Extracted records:
● ● ● ● ●

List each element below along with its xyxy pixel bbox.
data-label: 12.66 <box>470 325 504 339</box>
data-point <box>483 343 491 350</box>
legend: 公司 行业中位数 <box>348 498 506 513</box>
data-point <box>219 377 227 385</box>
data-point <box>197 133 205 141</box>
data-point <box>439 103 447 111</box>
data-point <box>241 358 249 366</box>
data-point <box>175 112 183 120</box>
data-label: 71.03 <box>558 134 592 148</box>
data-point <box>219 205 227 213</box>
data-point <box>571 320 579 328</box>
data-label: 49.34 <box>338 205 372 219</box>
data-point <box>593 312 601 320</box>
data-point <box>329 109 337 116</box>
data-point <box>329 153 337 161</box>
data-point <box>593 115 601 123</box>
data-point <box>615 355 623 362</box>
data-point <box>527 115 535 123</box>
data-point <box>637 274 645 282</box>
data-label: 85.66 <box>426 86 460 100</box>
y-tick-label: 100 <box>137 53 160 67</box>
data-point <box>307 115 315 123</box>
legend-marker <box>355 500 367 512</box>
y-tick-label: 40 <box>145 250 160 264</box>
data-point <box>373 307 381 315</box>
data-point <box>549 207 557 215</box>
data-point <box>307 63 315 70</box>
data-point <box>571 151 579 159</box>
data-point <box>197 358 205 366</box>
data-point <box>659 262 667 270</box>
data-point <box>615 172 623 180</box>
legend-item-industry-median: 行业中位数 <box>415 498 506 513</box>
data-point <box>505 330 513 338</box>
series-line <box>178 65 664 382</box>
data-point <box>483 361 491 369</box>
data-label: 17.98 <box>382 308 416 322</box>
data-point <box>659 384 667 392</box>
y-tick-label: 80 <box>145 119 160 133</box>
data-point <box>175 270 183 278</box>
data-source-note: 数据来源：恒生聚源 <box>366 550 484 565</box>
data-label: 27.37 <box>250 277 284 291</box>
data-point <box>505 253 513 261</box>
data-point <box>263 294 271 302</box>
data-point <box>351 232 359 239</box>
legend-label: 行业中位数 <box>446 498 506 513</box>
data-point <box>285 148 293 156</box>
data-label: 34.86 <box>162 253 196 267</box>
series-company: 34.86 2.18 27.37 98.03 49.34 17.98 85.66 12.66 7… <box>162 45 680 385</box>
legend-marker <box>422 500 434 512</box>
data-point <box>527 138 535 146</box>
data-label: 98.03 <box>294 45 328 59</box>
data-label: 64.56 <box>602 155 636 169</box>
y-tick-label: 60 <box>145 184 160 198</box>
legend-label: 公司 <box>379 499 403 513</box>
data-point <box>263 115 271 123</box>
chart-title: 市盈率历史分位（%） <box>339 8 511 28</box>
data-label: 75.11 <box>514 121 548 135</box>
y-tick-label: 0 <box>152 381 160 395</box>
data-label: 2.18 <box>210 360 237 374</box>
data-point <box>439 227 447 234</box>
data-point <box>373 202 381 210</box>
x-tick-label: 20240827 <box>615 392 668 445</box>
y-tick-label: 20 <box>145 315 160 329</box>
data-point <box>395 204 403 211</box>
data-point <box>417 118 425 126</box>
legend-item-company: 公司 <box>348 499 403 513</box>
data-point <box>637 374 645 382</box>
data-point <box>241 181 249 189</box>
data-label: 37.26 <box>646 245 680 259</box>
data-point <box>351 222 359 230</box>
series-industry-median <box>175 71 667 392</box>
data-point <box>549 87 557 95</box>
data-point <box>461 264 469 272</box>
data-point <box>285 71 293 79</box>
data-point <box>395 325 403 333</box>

● ● ● ● ●

◆ WHAT IS ASKED ◆
Rewrite all the rows above, changing every "data-point" to "marker" and keeping everything else the same.

◆ EXERCISE SOLUTION ◆
List each element below along with its xyxy pixel bbox.
data-label: 12.66 <box>470 325 504 339</box>
marker <box>483 343 491 350</box>
legend: 公司 行业中位数 <box>348 498 506 513</box>
marker <box>219 377 227 385</box>
marker <box>197 133 205 141</box>
marker <box>439 103 447 111</box>
marker <box>241 358 249 366</box>
marker <box>175 112 183 120</box>
data-label: 71.03 <box>558 134 592 148</box>
marker <box>219 205 227 213</box>
marker <box>571 320 579 328</box>
data-label: 49.34 <box>338 205 372 219</box>
marker <box>593 312 601 320</box>
marker <box>329 109 337 116</box>
marker <box>329 153 337 161</box>
marker <box>593 115 601 123</box>
marker <box>615 355 623 362</box>
marker <box>527 115 535 123</box>
marker <box>637 274 645 282</box>
data-label: 85.66 <box>426 86 460 100</box>
y-tick-label: 100 <box>137 53 160 67</box>
marker <box>307 115 315 123</box>
legend-marker <box>355 500 367 512</box>
y-tick-label: 40 <box>145 250 160 264</box>
marker <box>373 307 381 315</box>
marker <box>549 207 557 215</box>
marker <box>307 63 315 70</box>
marker <box>571 151 579 159</box>
marker <box>197 358 205 366</box>
marker <box>659 262 667 270</box>
marker <box>615 172 623 180</box>
legend-item-industry-median: 行业中位数 <box>415 498 506 513</box>
marker <box>505 330 513 338</box>
series-line <box>178 65 664 382</box>
marker <box>483 361 491 369</box>
data-label: 17.98 <box>382 308 416 322</box>
marker <box>659 384 667 392</box>
y-tick-label: 80 <box>145 119 160 133</box>
marker <box>175 270 183 278</box>
data-source-note: 数据来源：恒生聚源 <box>366 550 484 565</box>
data-label: 27.37 <box>250 277 284 291</box>
marker <box>505 253 513 261</box>
marker <box>263 294 271 302</box>
marker <box>351 232 359 239</box>
legend-label: 行业中位数 <box>446 498 506 513</box>
marker <box>285 148 293 156</box>
data-label: 34.86 <box>162 253 196 267</box>
series-company: 34.86 2.18 27.37 98.03 49.34 17.98 85.66 12.66 7… <box>162 45 680 385</box>
legend-marker <box>422 500 434 512</box>
marker <box>527 138 535 146</box>
data-label: 98.03 <box>294 45 328 59</box>
data-label: 64.56 <box>602 155 636 169</box>
y-tick-label: 60 <box>145 184 160 198</box>
legend-label: 公司 <box>379 499 403 513</box>
marker <box>263 115 271 123</box>
chart-title: 市盈率历史分位（%） <box>339 8 511 28</box>
data-label: 75.11 <box>514 121 548 135</box>
y-tick-label: 0 <box>152 381 160 395</box>
data-label: 2.18 <box>210 360 237 374</box>
marker <box>439 227 447 234</box>
marker <box>373 202 381 210</box>
x-tick-label: 20240827 <box>615 392 668 445</box>
y-tick-label: 20 <box>145 315 160 329</box>
marker <box>395 204 403 211</box>
marker <box>417 118 425 126</box>
legend-item-company: 公司 <box>348 499 403 513</box>
marker <box>637 374 645 382</box>
marker <box>241 181 249 189</box>
data-label: 37.26 <box>646 245 680 259</box>
marker <box>351 222 359 230</box>
series-industry-median <box>175 71 667 392</box>
marker <box>549 87 557 95</box>
marker <box>461 264 469 272</box>
marker <box>285 71 293 79</box>
marker <box>395 325 403 333</box>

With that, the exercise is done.